§ Problem statement:
Repeat every entry word for word, but leave the images out of your copy.

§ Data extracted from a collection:
*-*-*

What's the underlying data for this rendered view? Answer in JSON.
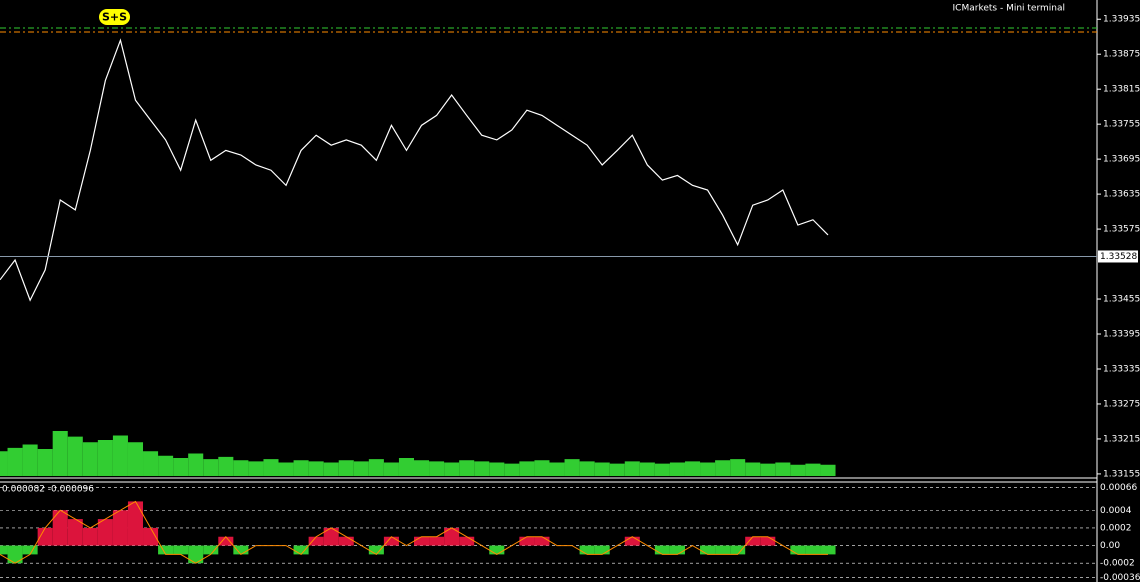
{
  "terminal_label": "ICMarkets - Mini terminal",
  "signal_badge": "S+S",
  "chart_data": [
    {
      "type": "line",
      "series": [
        {
          "name": "Price",
          "color": "#ffffff",
          "values": [
            1.33488,
            1.33522,
            1.33453,
            1.33505,
            1.33625,
            1.33608,
            1.3371,
            1.3383,
            1.33899,
            1.33796,
            1.33762,
            1.33728,
            1.33676,
            1.33762,
            1.33693,
            1.3371,
            1.33702,
            1.33685,
            1.33676,
            1.3365,
            1.3371,
            1.33736,
            1.33719,
            1.33728,
            1.33719,
            1.33693,
            1.33753,
            1.3371,
            1.33753,
            1.3377,
            1.33805,
            1.3377,
            1.33736,
            1.33728,
            1.33745,
            1.33779,
            1.3377,
            1.33753,
            1.33736,
            1.33719,
            1.33685,
            1.3371,
            1.33736,
            1.33685,
            1.33659,
            1.33667,
            1.3365,
            1.33642,
            1.33599,
            1.33548,
            1.33616,
            1.33625,
            1.33642,
            1.33582,
            1.33591,
            1.33565
          ]
        },
        {
          "name": "Volume",
          "color": "#32cd32",
          "values": [
            22,
            25,
            28,
            24,
            40,
            35,
            30,
            32,
            36,
            30,
            22,
            18,
            16,
            20,
            15,
            17,
            14,
            13,
            15,
            12,
            14,
            13,
            12,
            14,
            13,
            15,
            12,
            16,
            14,
            13,
            12,
            14,
            13,
            12,
            11,
            13,
            14,
            12,
            15,
            13,
            12,
            11,
            13,
            12,
            11,
            12,
            13,
            12,
            14,
            15,
            12,
            11,
            12,
            10,
            11,
            10
          ]
        }
      ],
      "current_price": 1.33528,
      "levels": [
        {
          "value": 1.3392,
          "color": "#32cd32"
        },
        {
          "value": 1.33913,
          "color": "#ff8c00"
        }
      ],
      "ylim": [
        1.33148,
        1.33968
      ],
      "yticks": [
        1.33935,
        1.33875,
        1.33815,
        1.33755,
        1.33695,
        1.33635,
        1.33575,
        1.33455,
        1.33395,
        1.33335,
        1.33275,
        1.33215,
        1.33155
      ]
    },
    {
      "type": "bar",
      "title": "0.000082 -0.000096",
      "values": [
        -0.0001,
        -0.0002,
        -0.0001,
        0.0002,
        0.0004,
        0.0003,
        0.0002,
        0.0003,
        0.0004,
        0.0005,
        0.0002,
        -0.0001,
        -0.0001,
        -0.0002,
        -0.0001,
        0.0001,
        -0.0001,
        0.0,
        0.0,
        0.0,
        -0.0001,
        0.0001,
        0.0002,
        0.0001,
        0.0,
        -0.0001,
        0.0001,
        0.0,
        0.0001,
        0.0001,
        0.0002,
        0.0001,
        0.0,
        -0.0001,
        0.0,
        0.0001,
        0.0001,
        0.0,
        0.0,
        -0.0001,
        -0.0001,
        0.0,
        0.0001,
        0.0,
        -0.0001,
        -0.0001,
        0.0,
        -0.0001,
        -0.0001,
        -0.0001,
        0.0001,
        0.0001,
        0.0,
        -0.0001,
        -0.0001,
        -0.0001
      ],
      "colors": {
        "positive": "#dc143c",
        "negative": "#32cd32",
        "outline": "#ff8c00"
      },
      "ylim": [
        -0.00039,
        0.00072
      ],
      "yticks": [
        0.00066,
        0.0004,
        0.0002,
        {
          "value": 0,
          "label": "0.00"
        },
        -0.0002,
        -0.00036
      ],
      "grid": true
    }
  ]
}
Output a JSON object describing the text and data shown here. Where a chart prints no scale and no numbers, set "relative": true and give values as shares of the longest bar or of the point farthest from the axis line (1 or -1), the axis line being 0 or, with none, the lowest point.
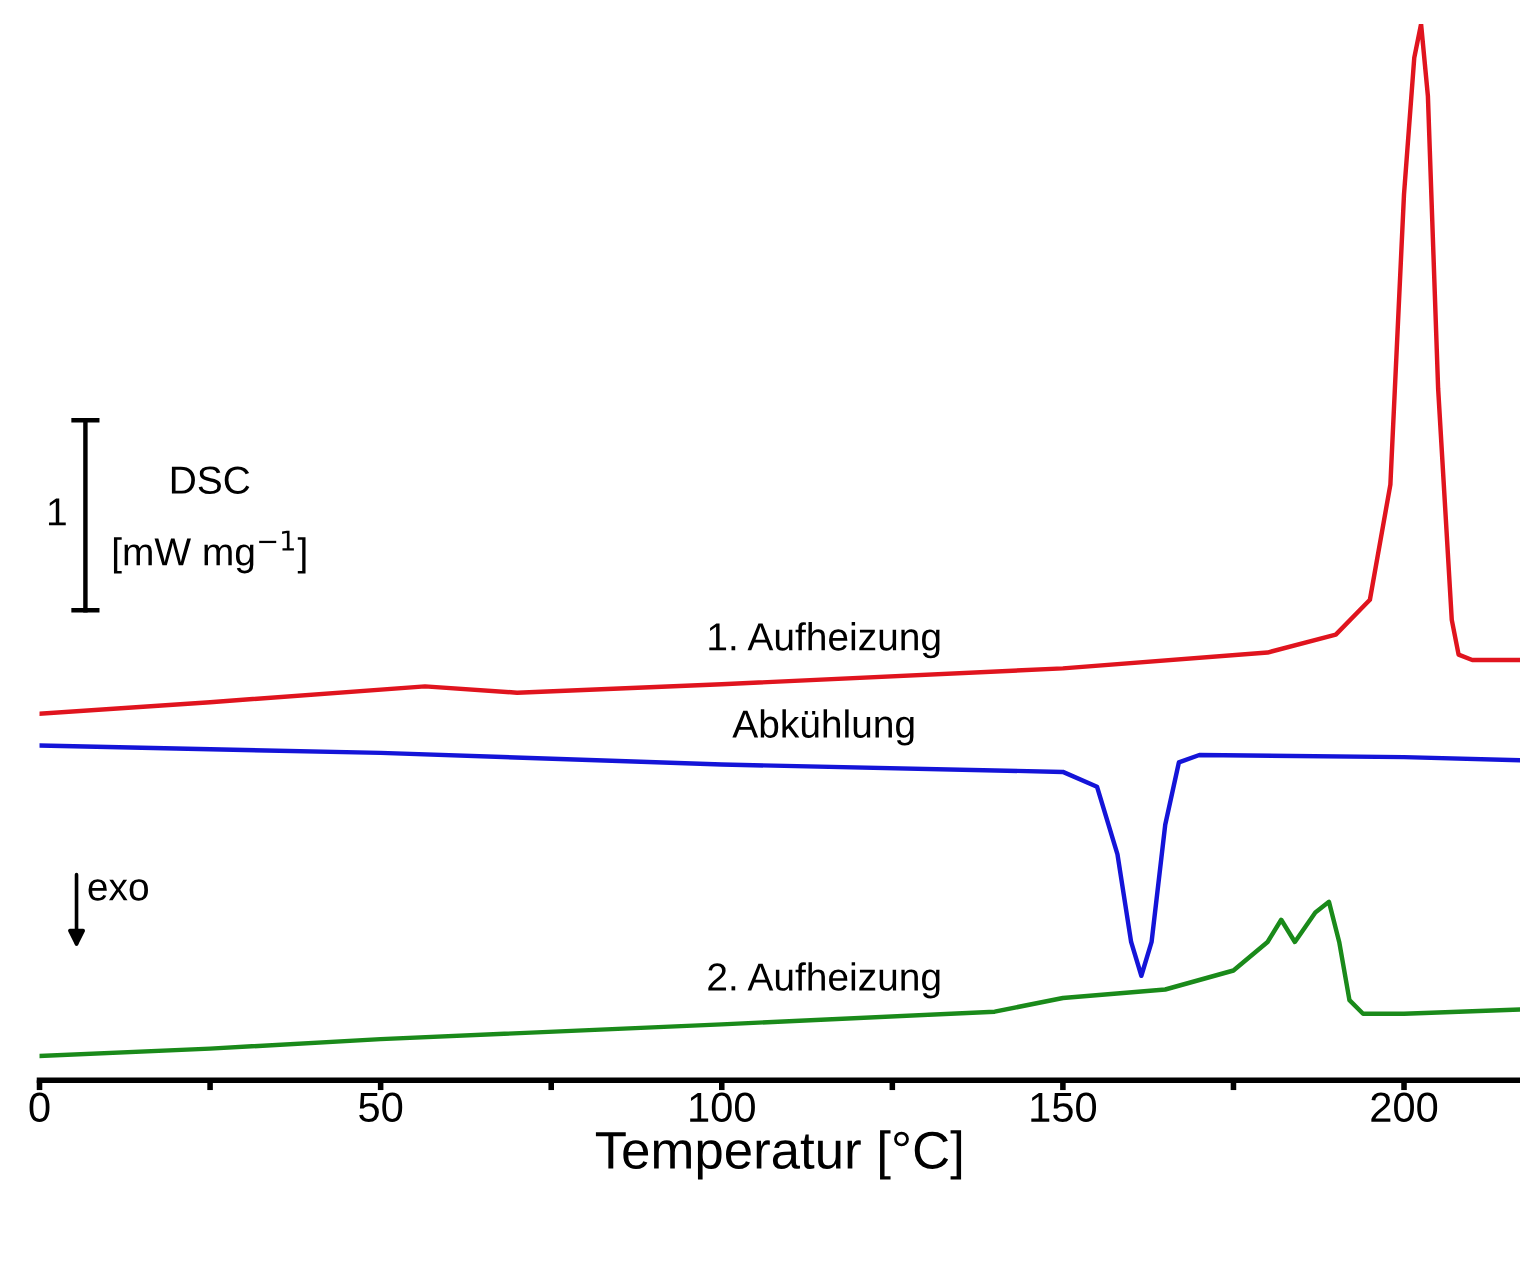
{
  "chart_data": {
    "type": "line",
    "relative": true,
    "xlabel": "Temperatur [°C]",
    "xlim": [
      0,
      217
    ],
    "xticks": [
      0,
      {
        "value": 25,
        "label": null
      },
      50,
      {
        "value": 75,
        "label": null
      },
      100,
      {
        "value": 125,
        "label": null
      },
      150,
      {
        "value": 175,
        "label": null
      },
      200
    ],
    "series": [
      {
        "name": "1. Aufheizung",
        "color": "#e0141e",
        "x": [
          0,
          25,
          56.5,
          70,
          100,
          150,
          180,
          190,
          195,
          198,
          200,
          201.5,
          202.5,
          203.5,
          205,
          207,
          208,
          210,
          217
        ],
        "values": [
          0.347,
          0.358,
          0.373,
          0.367,
          0.375,
          0.39,
          0.405,
          0.422,
          0.455,
          0.564,
          0.839,
          0.968,
          1.0,
          0.932,
          0.655,
          0.436,
          0.403,
          0.398,
          0.398
        ]
      },
      {
        "name": "Abkühlung",
        "color": "#1414d8",
        "x": [
          0,
          50,
          100,
          150,
          155,
          158,
          160,
          161.5,
          163,
          165,
          167,
          170,
          200,
          217
        ],
        "values": [
          0.317,
          0.31,
          0.299,
          0.292,
          0.278,
          0.214,
          0.131,
          0.099,
          0.131,
          0.242,
          0.301,
          0.308,
          0.306,
          0.303
        ]
      },
      {
        "name": "2. Aufheizung",
        "color": "#1a8a1a",
        "x": [
          0,
          25,
          50,
          100,
          140,
          150,
          165,
          175,
          180,
          182,
          184,
          187,
          189,
          190.5,
          192,
          194,
          200,
          217
        ],
        "values": [
          0.023,
          0.03,
          0.039,
          0.053,
          0.065,
          0.078,
          0.086,
          0.104,
          0.131,
          0.152,
          0.131,
          0.159,
          0.169,
          0.131,
          0.076,
          0.063,
          0.063,
          0.067
        ]
      }
    ],
    "annotations": [
      "1",
      "DSC",
      "[mW mg$^{−1}$]",
      "exo"
    ],
    "grid": false,
    "legend": false,
    "marker": "none",
    "line_style": "solid"
  }
}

*-*-*

§ Expected answer:
What's the underlying data for this rendered view? Answer in JSON.
{
  "terminal_label": "ICMarkets - Mini terminal",
  "signal_badge": "S+S",
  "chart_data": [
    {
      "type": "line",
      "series": [
        {
          "name": "Price",
          "color": "#ffffff",
          "values": [
            1.33488,
            1.33522,
            1.33453,
            1.33505,
            1.33625,
            1.33608,
            1.3371,
            1.3383,
            1.33899,
            1.33796,
            1.33762,
            1.33728,
            1.33676,
            1.33762,
            1.33693,
            1.3371,
            1.33702,
            1.33685,
            1.33676,
            1.3365,
            1.3371,
            1.33736,
            1.33719,
            1.33728,
            1.33719,
            1.33693,
            1.33753,
            1.3371,
            1.33753,
            1.3377,
            1.33805,
            1.3377,
            1.33736,
            1.33728,
            1.33745,
            1.33779,
            1.3377,
            1.33753,
            1.33736,
            1.33719,
            1.33685,
            1.3371,
            1.33736,
            1.33685,
            1.33659,
            1.33667,
            1.3365,
            1.33642,
            1.33599,
            1.33548,
            1.33616,
            1.33625,
            1.33642,
            1.33582,
            1.33591,
            1.33565
          ]
        },
        {
          "name": "Volume",
          "color": "#32cd32",
          "values": [
            22,
            25,
            28,
            24,
            40,
            35,
            30,
            32,
            36,
            30,
            22,
            18,
            16,
            20,
            15,
            17,
            14,
            13,
            15,
            12,
            14,
            13,
            12,
            14,
            13,
            15,
            12,
            16,
            14,
            13,
            12,
            14,
            13,
            12,
            11,
            13,
            14,
            12,
            15,
            13,
            12,
            11,
            13,
            12,
            11,
            12,
            13,
            12,
            14,
            15,
            12,
            11,
            12,
            10,
            11,
            10
          ]
        }
      ],
      "current_price": 1.33528,
      "levels": [
        {
          "value": 1.3392,
          "color": "#32cd32"
        },
        {
          "value": 1.33913,
          "color": "#ff8c00"
        }
      ],
      "ylim": [
        1.33148,
        1.33968
      ],
      "yticks": [
        1.33935,
        1.33875,
        1.33815,
        1.33755,
        1.33695,
        1.33635,
        1.33575,
        1.33455,
        1.33395,
        1.33335,
        1.33275,
        1.33215,
        1.33155
      ]
    },
    {
      "type": "bar",
      "title": "0.000082 -0.000096",
      "values": [
        -0.0001,
        -0.0002,
        -0.0001,
        0.0002,
        0.0004,
        0.0003,
        0.0002,
        0.0003,
        0.0004,
        0.0005,
        0.0002,
        -0.0001,
        -0.0001,
        -0.0002,
        -0.0001,
        0.0001,
        -0.0001,
        0.0,
        0.0,
        0.0,
        -0.0001,
        0.0001,
        0.0002,
        0.0001,
        0.0,
        -0.0001,
        0.0001,
        0.0,
        0.0001,
        0.0001,
        0.0002,
        0.0001,
        0.0,
        -0.0001,
        0.0,
        0.0001,
        0.0001,
        0.0,
        0.0,
        -0.0001,
        -0.0001,
        0.0,
        0.0001,
        0.0,
        -0.0001,
        -0.0001,
        0.0,
        -0.0001,
        -0.0001,
        -0.0001,
        0.0001,
        0.0001,
        0.0,
        -0.0001,
        -0.0001,
        -0.0001
      ],
      "colors": {
        "positive": "#dc143c",
        "negative": "#32cd32",
        "outline": "#ff8c00"
      },
      "ylim": [
        -0.00039,
        0.00072
      ],
      "yticks": [
        0.00066,
        0.0004,
        0.0002,
        {
          "value": 0,
          "label": "0.00"
        },
        -0.0002,
        -0.00036
      ],
      "grid": true
    }
  ]
}
Output a JSON object describing the text and data shown here. Where a chart prints no scale and no numbers, set "relative": true and give values as shares of the longest bar or of the point farthest from the axis line (1 or -1), the axis line being 0 or, with none, the lowest point.
{
  "chart_data": {
    "type": "line",
    "relative": true,
    "xlabel": "Temperatur [°C]",
    "xlim": [
      0,
      217
    ],
    "xticks": [
      0,
      {
        "value": 25,
        "label": null
      },
      50,
      {
        "value": 75,
        "label": null
      },
      100,
      {
        "value": 125,
        "label": null
      },
      150,
      {
        "value": 175,
        "label": null
      },
      200
    ],
    "series": [
      {
        "name": "1. Aufheizung",
        "color": "#e0141e",
        "x": [
          0,
          25,
          56.5,
          70,
          100,
          150,
          180,
          190,
          195,
          198,
          200,
          201.5,
          202.5,
          203.5,
          205,
          207,
          208,
          210,
          217
        ],
        "values": [
          0.347,
          0.358,
          0.373,
          0.367,
          0.375,
          0.39,
          0.405,
          0.422,
          0.455,
          0.564,
          0.839,
          0.968,
          1.0,
          0.932,
          0.655,
          0.436,
          0.403,
          0.398,
          0.398
        ]
      },
      {
        "name": "Abkühlung",
        "color": "#1414d8",
        "x": [
          0,
          50,
          100,
          150,
          155,
          158,
          160,
          161.5,
          163,
          165,
          167,
          170,
          200,
          217
        ],
        "values": [
          0.317,
          0.31,
          0.299,
          0.292,
          0.278,
          0.214,
          0.131,
          0.099,
          0.131,
          0.242,
          0.301,
          0.308,
          0.306,
          0.303
        ]
      },
      {
        "name": "2. Aufheizung",
        "color": "#1a8a1a",
        "x": [
          0,
          25,
          50,
          100,
          140,
          150,
          165,
          175,
          180,
          182,
          184,
          187,
          189,
          190.5,
          192,
          194,
          200,
          217
        ],
        "values": [
          0.023,
          0.03,
          0.039,
          0.053,
          0.065,
          0.078,
          0.086,
          0.104,
          0.131,
          0.152,
          0.131,
          0.159,
          0.169,
          0.131,
          0.076,
          0.063,
          0.063,
          0.067
        ]
      }
    ],
    "annotations": [
      "1",
      "DSC",
      "[mW mg$^{−1}$]",
      "exo"
    ],
    "grid": false,
    "legend": false,
    "marker": "none",
    "line_style": "solid"
  }
}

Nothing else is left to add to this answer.